§ **JOB**
Extract all records. Keep each one exact.

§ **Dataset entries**
● ● ● ●

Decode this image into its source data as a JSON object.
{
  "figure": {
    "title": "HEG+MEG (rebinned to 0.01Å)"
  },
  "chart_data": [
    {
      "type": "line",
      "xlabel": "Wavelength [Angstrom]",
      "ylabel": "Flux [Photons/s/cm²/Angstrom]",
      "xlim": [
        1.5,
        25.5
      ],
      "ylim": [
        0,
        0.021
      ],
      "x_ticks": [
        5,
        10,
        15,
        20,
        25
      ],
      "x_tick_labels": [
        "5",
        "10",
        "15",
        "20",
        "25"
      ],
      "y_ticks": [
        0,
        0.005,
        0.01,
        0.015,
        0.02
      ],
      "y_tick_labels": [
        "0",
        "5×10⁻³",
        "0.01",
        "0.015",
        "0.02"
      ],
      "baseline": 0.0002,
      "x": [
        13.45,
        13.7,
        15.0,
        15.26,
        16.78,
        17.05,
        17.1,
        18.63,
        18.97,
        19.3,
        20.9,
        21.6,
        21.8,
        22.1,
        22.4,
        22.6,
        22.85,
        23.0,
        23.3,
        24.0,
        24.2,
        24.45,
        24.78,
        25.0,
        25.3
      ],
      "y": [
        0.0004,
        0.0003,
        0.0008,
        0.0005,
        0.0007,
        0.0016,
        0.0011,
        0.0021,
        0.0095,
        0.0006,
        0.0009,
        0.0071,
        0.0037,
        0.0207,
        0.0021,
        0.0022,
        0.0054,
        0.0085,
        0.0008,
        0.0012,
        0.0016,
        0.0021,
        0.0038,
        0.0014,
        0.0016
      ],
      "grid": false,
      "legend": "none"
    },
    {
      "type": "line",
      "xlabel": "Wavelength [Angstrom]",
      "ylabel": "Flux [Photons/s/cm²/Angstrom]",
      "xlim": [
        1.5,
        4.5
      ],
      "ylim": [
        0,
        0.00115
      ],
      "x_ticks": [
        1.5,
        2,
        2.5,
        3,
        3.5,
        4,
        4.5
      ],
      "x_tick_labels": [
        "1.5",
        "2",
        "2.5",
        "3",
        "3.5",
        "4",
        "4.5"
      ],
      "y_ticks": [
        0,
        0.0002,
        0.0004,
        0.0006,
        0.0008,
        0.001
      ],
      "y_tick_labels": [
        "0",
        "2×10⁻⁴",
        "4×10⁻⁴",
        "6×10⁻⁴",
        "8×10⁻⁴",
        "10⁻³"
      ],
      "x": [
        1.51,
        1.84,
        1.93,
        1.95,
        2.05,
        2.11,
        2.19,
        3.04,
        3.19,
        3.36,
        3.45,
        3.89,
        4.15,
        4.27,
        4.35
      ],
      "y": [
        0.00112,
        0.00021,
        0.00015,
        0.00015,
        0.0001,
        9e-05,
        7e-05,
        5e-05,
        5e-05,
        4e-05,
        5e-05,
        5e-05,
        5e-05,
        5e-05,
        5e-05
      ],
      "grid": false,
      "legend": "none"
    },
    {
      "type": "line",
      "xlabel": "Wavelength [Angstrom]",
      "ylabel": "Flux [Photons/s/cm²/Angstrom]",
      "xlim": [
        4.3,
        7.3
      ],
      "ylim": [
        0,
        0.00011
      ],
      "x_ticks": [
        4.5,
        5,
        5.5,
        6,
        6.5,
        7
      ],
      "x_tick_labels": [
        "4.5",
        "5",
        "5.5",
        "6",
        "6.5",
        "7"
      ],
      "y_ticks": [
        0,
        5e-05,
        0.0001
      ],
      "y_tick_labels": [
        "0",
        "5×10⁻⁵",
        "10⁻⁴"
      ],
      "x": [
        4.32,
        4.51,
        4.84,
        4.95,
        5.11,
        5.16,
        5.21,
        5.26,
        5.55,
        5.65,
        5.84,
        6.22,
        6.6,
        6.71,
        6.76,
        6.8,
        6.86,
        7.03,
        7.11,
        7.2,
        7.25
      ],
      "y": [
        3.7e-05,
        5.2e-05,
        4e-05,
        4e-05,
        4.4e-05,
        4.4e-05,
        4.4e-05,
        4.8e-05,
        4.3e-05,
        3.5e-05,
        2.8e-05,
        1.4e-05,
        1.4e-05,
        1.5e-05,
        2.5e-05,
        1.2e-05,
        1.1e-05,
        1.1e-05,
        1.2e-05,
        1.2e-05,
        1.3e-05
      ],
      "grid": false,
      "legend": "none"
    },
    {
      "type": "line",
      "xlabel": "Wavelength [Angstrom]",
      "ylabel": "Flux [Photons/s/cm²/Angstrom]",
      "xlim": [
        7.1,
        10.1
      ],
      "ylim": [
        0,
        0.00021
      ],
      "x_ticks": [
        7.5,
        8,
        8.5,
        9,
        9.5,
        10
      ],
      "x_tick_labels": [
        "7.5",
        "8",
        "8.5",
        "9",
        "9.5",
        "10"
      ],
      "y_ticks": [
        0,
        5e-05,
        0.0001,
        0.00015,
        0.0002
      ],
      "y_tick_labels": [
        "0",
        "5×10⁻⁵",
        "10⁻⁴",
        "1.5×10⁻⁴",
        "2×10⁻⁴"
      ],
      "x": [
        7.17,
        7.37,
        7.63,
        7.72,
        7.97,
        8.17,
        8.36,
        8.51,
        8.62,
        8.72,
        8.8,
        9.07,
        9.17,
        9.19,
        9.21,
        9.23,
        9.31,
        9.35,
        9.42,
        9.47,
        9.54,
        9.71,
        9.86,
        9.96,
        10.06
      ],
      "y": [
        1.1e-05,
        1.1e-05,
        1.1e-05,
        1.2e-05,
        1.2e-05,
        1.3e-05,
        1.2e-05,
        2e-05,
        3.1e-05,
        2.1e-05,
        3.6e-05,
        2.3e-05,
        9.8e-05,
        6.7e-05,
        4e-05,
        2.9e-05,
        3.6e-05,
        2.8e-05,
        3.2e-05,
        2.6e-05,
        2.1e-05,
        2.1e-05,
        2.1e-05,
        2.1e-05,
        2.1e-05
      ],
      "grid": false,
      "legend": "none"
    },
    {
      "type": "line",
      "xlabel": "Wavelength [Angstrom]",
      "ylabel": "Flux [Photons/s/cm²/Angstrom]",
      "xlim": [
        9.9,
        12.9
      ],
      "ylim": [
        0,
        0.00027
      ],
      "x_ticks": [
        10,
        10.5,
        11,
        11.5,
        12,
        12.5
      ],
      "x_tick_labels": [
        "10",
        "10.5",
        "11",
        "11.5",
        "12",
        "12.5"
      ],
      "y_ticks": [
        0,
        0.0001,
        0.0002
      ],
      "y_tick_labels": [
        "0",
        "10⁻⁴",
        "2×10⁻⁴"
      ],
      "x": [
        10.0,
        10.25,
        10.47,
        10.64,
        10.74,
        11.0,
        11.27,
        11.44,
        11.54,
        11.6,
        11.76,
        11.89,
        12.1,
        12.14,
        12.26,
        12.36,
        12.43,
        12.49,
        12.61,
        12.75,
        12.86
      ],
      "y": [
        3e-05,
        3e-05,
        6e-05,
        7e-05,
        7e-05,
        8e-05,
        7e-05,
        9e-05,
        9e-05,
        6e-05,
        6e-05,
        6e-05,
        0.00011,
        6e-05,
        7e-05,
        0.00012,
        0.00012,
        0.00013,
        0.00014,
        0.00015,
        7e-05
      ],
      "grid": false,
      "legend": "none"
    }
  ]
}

● ● ● ●

§ **SOLUTION**
Decode this image into its source data as a JSON object.
{
  "figure": {
    "title": "HEG+MEG (rebinned to 0.01Å)"
  },
  "chart_data": [
    {
      "type": "line",
      "xlabel": "Wavelength [Angstrom]",
      "ylabel": "Flux [Photons/s/cm²/Angstrom]",
      "xlim": [
        1.5,
        25.5
      ],
      "ylim": [
        0,
        0.021
      ],
      "x_ticks": [
        5,
        10,
        15,
        20,
        25
      ],
      "x_tick_labels": [
        "5",
        "10",
        "15",
        "20",
        "25"
      ],
      "y_ticks": [
        0,
        0.005,
        0.01,
        0.015,
        0.02
      ],
      "y_tick_labels": [
        "0",
        "5×10⁻³",
        "0.01",
        "0.015",
        "0.02"
      ],
      "baseline": 0.0002,
      "x": [
        13.45,
        13.7,
        15.0,
        15.26,
        16.78,
        17.05,
        17.1,
        18.63,
        18.97,
        19.3,
        20.9,
        21.6,
        21.8,
        22.1,
        22.4,
        22.6,
        22.85,
        23.0,
        23.3,
        24.0,
        24.2,
        24.45,
        24.78,
        25.0,
        25.3
      ],
      "y": [
        0.0004,
        0.0003,
        0.0008,
        0.0005,
        0.0007,
        0.0016,
        0.0011,
        0.0021,
        0.0095,
        0.0006,
        0.0009,
        0.0071,
        0.0037,
        0.0207,
        0.0021,
        0.0022,
        0.0054,
        0.0085,
        0.0008,
        0.0012,
        0.0016,
        0.0021,
        0.0038,
        0.0014,
        0.0016
      ],
      "grid": false,
      "legend": "none"
    },
    {
      "type": "line",
      "xlabel": "Wavelength [Angstrom]",
      "ylabel": "Flux [Photons/s/cm²/Angstrom]",
      "xlim": [
        1.5,
        4.5
      ],
      "ylim": [
        0,
        0.00115
      ],
      "x_ticks": [
        1.5,
        2,
        2.5,
        3,
        3.5,
        4,
        4.5
      ],
      "x_tick_labels": [
        "1.5",
        "2",
        "2.5",
        "3",
        "3.5",
        "4",
        "4.5"
      ],
      "y_ticks": [
        0,
        0.0002,
        0.0004,
        0.0006,
        0.0008,
        0.001
      ],
      "y_tick_labels": [
        "0",
        "2×10⁻⁴",
        "4×10⁻⁴",
        "6×10⁻⁴",
        "8×10⁻⁴",
        "10⁻³"
      ],
      "x": [
        1.51,
        1.84,
        1.93,
        1.95,
        2.05,
        2.11,
        2.19,
        3.04,
        3.19,
        3.36,
        3.45,
        3.89,
        4.15,
        4.27,
        4.35
      ],
      "y": [
        0.00112,
        0.00021,
        0.00015,
        0.00015,
        0.0001,
        9e-05,
        7e-05,
        5e-05,
        5e-05,
        4e-05,
        5e-05,
        5e-05,
        5e-05,
        5e-05,
        5e-05
      ],
      "grid": false,
      "legend": "none"
    },
    {
      "type": "line",
      "xlabel": "Wavelength [Angstrom]",
      "ylabel": "Flux [Photons/s/cm²/Angstrom]",
      "xlim": [
        4.3,
        7.3
      ],
      "ylim": [
        0,
        0.00011
      ],
      "x_ticks": [
        4.5,
        5,
        5.5,
        6,
        6.5,
        7
      ],
      "x_tick_labels": [
        "4.5",
        "5",
        "5.5",
        "6",
        "6.5",
        "7"
      ],
      "y_ticks": [
        0,
        5e-05,
        0.0001
      ],
      "y_tick_labels": [
        "0",
        "5×10⁻⁵",
        "10⁻⁴"
      ],
      "x": [
        4.32,
        4.51,
        4.84,
        4.95,
        5.11,
        5.16,
        5.21,
        5.26,
        5.55,
        5.65,
        5.84,
        6.22,
        6.6,
        6.71,
        6.76,
        6.8,
        6.86,
        7.03,
        7.11,
        7.2,
        7.25
      ],
      "y": [
        3.7e-05,
        5.2e-05,
        4e-05,
        4e-05,
        4.4e-05,
        4.4e-05,
        4.4e-05,
        4.8e-05,
        4.3e-05,
        3.5e-05,
        2.8e-05,
        1.4e-05,
        1.4e-05,
        1.5e-05,
        2.5e-05,
        1.2e-05,
        1.1e-05,
        1.1e-05,
        1.2e-05,
        1.2e-05,
        1.3e-05
      ],
      "grid": false,
      "legend": "none"
    },
    {
      "type": "line",
      "xlabel": "Wavelength [Angstrom]",
      "ylabel": "Flux [Photons/s/cm²/Angstrom]",
      "xlim": [
        7.1,
        10.1
      ],
      "ylim": [
        0,
        0.00021
      ],
      "x_ticks": [
        7.5,
        8,
        8.5,
        9,
        9.5,
        10
      ],
      "x_tick_labels": [
        "7.5",
        "8",
        "8.5",
        "9",
        "9.5",
        "10"
      ],
      "y_ticks": [
        0,
        5e-05,
        0.0001,
        0.00015,
        0.0002
      ],
      "y_tick_labels": [
        "0",
        "5×10⁻⁵",
        "10⁻⁴",
        "1.5×10⁻⁴",
        "2×10⁻⁴"
      ],
      "x": [
        7.17,
        7.37,
        7.63,
        7.72,
        7.97,
        8.17,
        8.36,
        8.51,
        8.62,
        8.72,
        8.8,
        9.07,
        9.17,
        9.19,
        9.21,
        9.23,
        9.31,
        9.35,
        9.42,
        9.47,
        9.54,
        9.71,
        9.86,
        9.96,
        10.06
      ],
      "y": [
        1.1e-05,
        1.1e-05,
        1.1e-05,
        1.2e-05,
        1.2e-05,
        1.3e-05,
        1.2e-05,
        2e-05,
        3.1e-05,
        2.1e-05,
        3.6e-05,
        2.3e-05,
        9.8e-05,
        6.7e-05,
        4e-05,
        2.9e-05,
        3.6e-05,
        2.8e-05,
        3.2e-05,
        2.6e-05,
        2.1e-05,
        2.1e-05,
        2.1e-05,
        2.1e-05,
        2.1e-05
      ],
      "grid": false,
      "legend": "none"
    },
    {
      "type": "line",
      "xlabel": "Wavelength [Angstrom]",
      "ylabel": "Flux [Photons/s/cm²/Angstrom]",
      "xlim": [
        9.9,
        12.9
      ],
      "ylim": [
        0,
        0.00027
      ],
      "x_ticks": [
        10,
        10.5,
        11,
        11.5,
        12,
        12.5
      ],
      "x_tick_labels": [
        "10",
        "10.5",
        "11",
        "11.5",
        "12",
        "12.5"
      ],
      "y_ticks": [
        0,
        0.0001,
        0.0002
      ],
      "y_tick_labels": [
        "0",
        "10⁻⁴",
        "2×10⁻⁴"
      ],
      "x": [
        10.0,
        10.25,
        10.47,
        10.64,
        10.74,
        11.0,
        11.27,
        11.44,
        11.54,
        11.6,
        11.76,
        11.89,
        12.1,
        12.14,
        12.26,
        12.36,
        12.43,
        12.49,
        12.61,
        12.75,
        12.86
      ],
      "y": [
        3e-05,
        3e-05,
        6e-05,
        7e-05,
        7e-05,
        8e-05,
        7e-05,
        9e-05,
        9e-05,
        6e-05,
        6e-05,
        6e-05,
        0.00011,
        6e-05,
        7e-05,
        0.00012,
        0.00012,
        0.00013,
        0.00014,
        0.00015,
        7e-05
      ],
      "grid": false,
      "legend": "none"
    }
  ]
}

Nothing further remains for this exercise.